> _Work to do_:
Exact repetition is required: output every record in full.

begin

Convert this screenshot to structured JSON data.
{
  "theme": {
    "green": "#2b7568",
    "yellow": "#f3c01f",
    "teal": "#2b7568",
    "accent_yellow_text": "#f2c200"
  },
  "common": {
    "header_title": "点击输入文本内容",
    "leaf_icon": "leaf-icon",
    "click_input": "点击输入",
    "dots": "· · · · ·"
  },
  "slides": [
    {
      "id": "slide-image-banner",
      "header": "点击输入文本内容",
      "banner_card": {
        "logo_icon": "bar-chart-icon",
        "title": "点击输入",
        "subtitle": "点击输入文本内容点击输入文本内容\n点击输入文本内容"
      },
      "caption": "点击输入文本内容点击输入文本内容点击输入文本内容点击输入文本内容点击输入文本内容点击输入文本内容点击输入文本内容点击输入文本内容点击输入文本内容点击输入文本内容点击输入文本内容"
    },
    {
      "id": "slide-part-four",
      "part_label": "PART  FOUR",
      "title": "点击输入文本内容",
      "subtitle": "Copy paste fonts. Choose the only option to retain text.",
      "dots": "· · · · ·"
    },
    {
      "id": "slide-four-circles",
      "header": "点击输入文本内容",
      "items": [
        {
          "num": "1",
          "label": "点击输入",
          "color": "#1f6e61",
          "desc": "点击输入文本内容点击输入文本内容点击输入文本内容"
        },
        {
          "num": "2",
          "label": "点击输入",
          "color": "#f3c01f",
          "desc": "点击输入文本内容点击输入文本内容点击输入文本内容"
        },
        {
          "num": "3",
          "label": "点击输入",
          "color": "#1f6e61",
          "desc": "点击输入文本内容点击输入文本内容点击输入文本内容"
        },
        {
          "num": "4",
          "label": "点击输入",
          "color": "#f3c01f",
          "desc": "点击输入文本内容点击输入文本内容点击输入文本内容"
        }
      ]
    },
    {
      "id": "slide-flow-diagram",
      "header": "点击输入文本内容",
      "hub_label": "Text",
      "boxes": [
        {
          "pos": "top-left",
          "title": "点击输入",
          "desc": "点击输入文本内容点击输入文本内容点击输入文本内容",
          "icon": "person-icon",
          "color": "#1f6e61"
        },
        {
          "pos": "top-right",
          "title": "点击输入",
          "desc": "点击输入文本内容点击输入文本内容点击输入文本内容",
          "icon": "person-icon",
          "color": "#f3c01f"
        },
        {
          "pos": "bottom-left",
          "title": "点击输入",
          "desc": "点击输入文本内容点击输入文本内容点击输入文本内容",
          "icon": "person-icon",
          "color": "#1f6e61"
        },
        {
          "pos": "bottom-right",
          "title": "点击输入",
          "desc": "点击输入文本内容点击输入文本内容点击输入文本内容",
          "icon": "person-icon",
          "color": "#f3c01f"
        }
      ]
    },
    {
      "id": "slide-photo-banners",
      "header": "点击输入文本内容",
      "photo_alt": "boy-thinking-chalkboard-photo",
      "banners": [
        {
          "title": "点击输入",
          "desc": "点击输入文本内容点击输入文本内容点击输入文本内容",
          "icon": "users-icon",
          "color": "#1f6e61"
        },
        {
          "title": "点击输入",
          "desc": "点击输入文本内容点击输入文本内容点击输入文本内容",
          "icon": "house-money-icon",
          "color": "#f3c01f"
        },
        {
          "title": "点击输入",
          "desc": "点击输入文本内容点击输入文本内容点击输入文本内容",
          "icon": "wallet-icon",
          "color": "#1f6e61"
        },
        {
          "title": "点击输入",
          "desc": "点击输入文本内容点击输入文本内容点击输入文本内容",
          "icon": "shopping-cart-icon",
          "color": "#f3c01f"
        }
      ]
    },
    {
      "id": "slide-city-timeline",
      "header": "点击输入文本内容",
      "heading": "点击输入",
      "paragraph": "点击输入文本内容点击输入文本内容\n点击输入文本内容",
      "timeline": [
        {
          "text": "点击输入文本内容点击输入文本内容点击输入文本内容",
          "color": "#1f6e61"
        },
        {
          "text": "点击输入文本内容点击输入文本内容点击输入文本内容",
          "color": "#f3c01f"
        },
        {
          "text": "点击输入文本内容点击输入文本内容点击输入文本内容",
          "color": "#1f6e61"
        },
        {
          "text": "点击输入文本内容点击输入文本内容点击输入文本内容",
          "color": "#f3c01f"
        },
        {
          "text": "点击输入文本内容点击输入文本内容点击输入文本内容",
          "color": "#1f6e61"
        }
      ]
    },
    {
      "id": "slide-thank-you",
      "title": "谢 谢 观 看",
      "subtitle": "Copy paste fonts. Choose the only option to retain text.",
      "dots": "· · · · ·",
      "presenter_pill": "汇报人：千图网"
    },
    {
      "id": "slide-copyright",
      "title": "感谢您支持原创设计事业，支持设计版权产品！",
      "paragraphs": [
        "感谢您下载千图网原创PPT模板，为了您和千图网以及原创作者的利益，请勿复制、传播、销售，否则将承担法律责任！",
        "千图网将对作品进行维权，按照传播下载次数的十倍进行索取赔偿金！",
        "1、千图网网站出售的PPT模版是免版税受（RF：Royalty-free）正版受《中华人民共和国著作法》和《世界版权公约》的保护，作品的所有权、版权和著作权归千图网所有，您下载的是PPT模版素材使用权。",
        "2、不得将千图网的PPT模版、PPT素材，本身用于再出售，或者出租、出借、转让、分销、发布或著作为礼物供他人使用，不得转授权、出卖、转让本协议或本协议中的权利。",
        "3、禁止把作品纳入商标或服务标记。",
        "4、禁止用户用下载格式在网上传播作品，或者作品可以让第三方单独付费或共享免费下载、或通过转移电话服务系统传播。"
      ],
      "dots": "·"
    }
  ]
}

end

> _Result for this exercise_:
Convert this screenshot to structured JSON data.
{
  "theme": {
    "green": "#2b7568",
    "yellow": "#f3c01f",
    "teal": "#2b7568",
    "accent_yellow_text": "#f2c200"
  },
  "common": {
    "header_title": "点击输入文本内容",
    "leaf_icon": "leaf-icon",
    "click_input": "点击输入",
    "dots": "· · · · ·"
  },
  "slides": [
    {
      "id": "slide-image-banner",
      "header": "点击输入文本内容",
      "banner_card": {
        "logo_icon": "bar-chart-icon",
        "title": "点击输入",
        "subtitle": "点击输入文本内容点击输入文本内容\n点击输入文本内容"
      },
      "caption": "点击输入文本内容点击输入文本内容点击输入文本内容点击输入文本内容点击输入文本内容点击输入文本内容点击输入文本内容点击输入文本内容点击输入文本内容点击输入文本内容点击输入文本内容"
    },
    {
      "id": "slide-part-four",
      "part_label": "PART  FOUR",
      "title": "点击输入文本内容",
      "subtitle": "Copy paste fonts. Choose the only option to retain text.",
      "dots": "· · · · ·"
    },
    {
      "id": "slide-four-circles",
      "header": "点击输入文本内容",
      "items": [
        {
          "num": "1",
          "label": "点击输入",
          "color": "#1f6e61",
          "desc": "点击输入文本内容点击输入文本内容点击输入文本内容"
        },
        {
          "num": "2",
          "label": "点击输入",
          "color": "#f3c01f",
          "desc": "点击输入文本内容点击输入文本内容点击输入文本内容"
        },
        {
          "num": "3",
          "label": "点击输入",
          "color": "#1f6e61",
          "desc": "点击输入文本内容点击输入文本内容点击输入文本内容"
        },
        {
          "num": "4",
          "label": "点击输入",
          "color": "#f3c01f",
          "desc": "点击输入文本内容点击输入文本内容点击输入文本内容"
        }
      ]
    },
    {
      "id": "slide-flow-diagram",
      "header": "点击输入文本内容",
      "hub_label": "Text",
      "boxes": [
        {
          "pos": "top-left",
          "title": "点击输入",
          "desc": "点击输入文本内容点击输入文本内容点击输入文本内容",
          "icon": "person-icon",
          "color": "#1f6e61"
        },
        {
          "pos": "top-right",
          "title": "点击输入",
          "desc": "点击输入文本内容点击输入文本内容点击输入文本内容",
          "icon": "person-icon",
          "color": "#f3c01f"
        },
        {
          "pos": "bottom-left",
          "title": "点击输入",
          "desc": "点击输入文本内容点击输入文本内容点击输入文本内容",
          "icon": "person-icon",
          "color": "#1f6e61"
        },
        {
          "pos": "bottom-right",
          "title": "点击输入",
          "desc": "点击输入文本内容点击输入文本内容点击输入文本内容",
          "icon": "person-icon",
          "color": "#f3c01f"
        }
      ]
    },
    {
      "id": "slide-photo-banners",
      "header": "点击输入文本内容",
      "photo_alt": "boy-thinking-chalkboard-photo",
      "banners": [
        {
          "title": "点击输入",
          "desc": "点击输入文本内容点击输入文本内容点击输入文本内容",
          "icon": "users-icon",
          "color": "#1f6e61"
        },
        {
          "title": "点击输入",
          "desc": "点击输入文本内容点击输入文本内容点击输入文本内容",
          "icon": "house-money-icon",
          "color": "#f3c01f"
        },
        {
          "title": "点击输入",
          "desc": "点击输入文本内容点击输入文本内容点击输入文本内容",
          "icon": "wallet-icon",
          "color": "#1f6e61"
        },
        {
          "title": "点击输入",
          "desc": "点击输入文本内容点击输入文本内容点击输入文本内容",
          "icon": "shopping-cart-icon",
          "color": "#f3c01f"
        }
      ]
    },
    {
      "id": "slide-city-timeline",
      "header": "点击输入文本内容",
      "heading": "点击输入",
      "paragraph": "点击输入文本内容点击输入文本内容\n点击输入文本内容",
      "timeline": [
        {
          "text": "点击输入文本内容点击输入文本内容点击输入文本内容",
          "color": "#1f6e61"
        },
        {
          "text": "点击输入文本内容点击输入文本内容点击输入文本内容",
          "color": "#f3c01f"
        },
        {
          "text": "点击输入文本内容点击输入文本内容点击输入文本内容",
          "color": "#1f6e61"
        },
        {
          "text": "点击输入文本内容点击输入文本内容点击输入文本内容",
          "color": "#f3c01f"
        },
        {
          "text": "点击输入文本内容点击输入文本内容点击输入文本内容",
          "color": "#1f6e61"
        }
      ]
    },
    {
      "id": "slide-thank-you",
      "title": "谢 谢 观 看",
      "subtitle": "Copy paste fonts. Choose the only option to retain text.",
      "dots": "· · · · ·",
      "presenter_pill": "汇报人：千图网"
    },
    {
      "id": "slide-copyright",
      "title": "感谢您支持原创设计事业，支持设计版权产品！",
      "paragraphs": [
        "感谢您下载千图网原创PPT模板，为了您和千图网以及原创作者的利益，请勿复制、传播、销售，否则将承担法律责任！",
        "千图网将对作品进行维权，按照传播下载次数的十倍进行索取赔偿金！",
        "1、千图网网站出售的PPT模版是免版税受（RF：Royalty-free）正版受《中华人民共和国著作法》和《世界版权公约》的保护，作品的所有权、版权和著作权归千图网所有，您下载的是PPT模版素材使用权。",
        "2、不得将千图网的PPT模版、PPT素材，本身用于再出售，或者出租、出借、转让、分销、发布或著作为礼物供他人使用，不得转授权、出卖、转让本协议或本协议中的权利。",
        "3、禁止把作品纳入商标或服务标记。",
        "4、禁止用户用下载格式在网上传播作品，或者作品可以让第三方单独付费或共享免费下载、或通过转移电话服务系统传播。"
      ],
      "dots": "·"
    }
  ]
}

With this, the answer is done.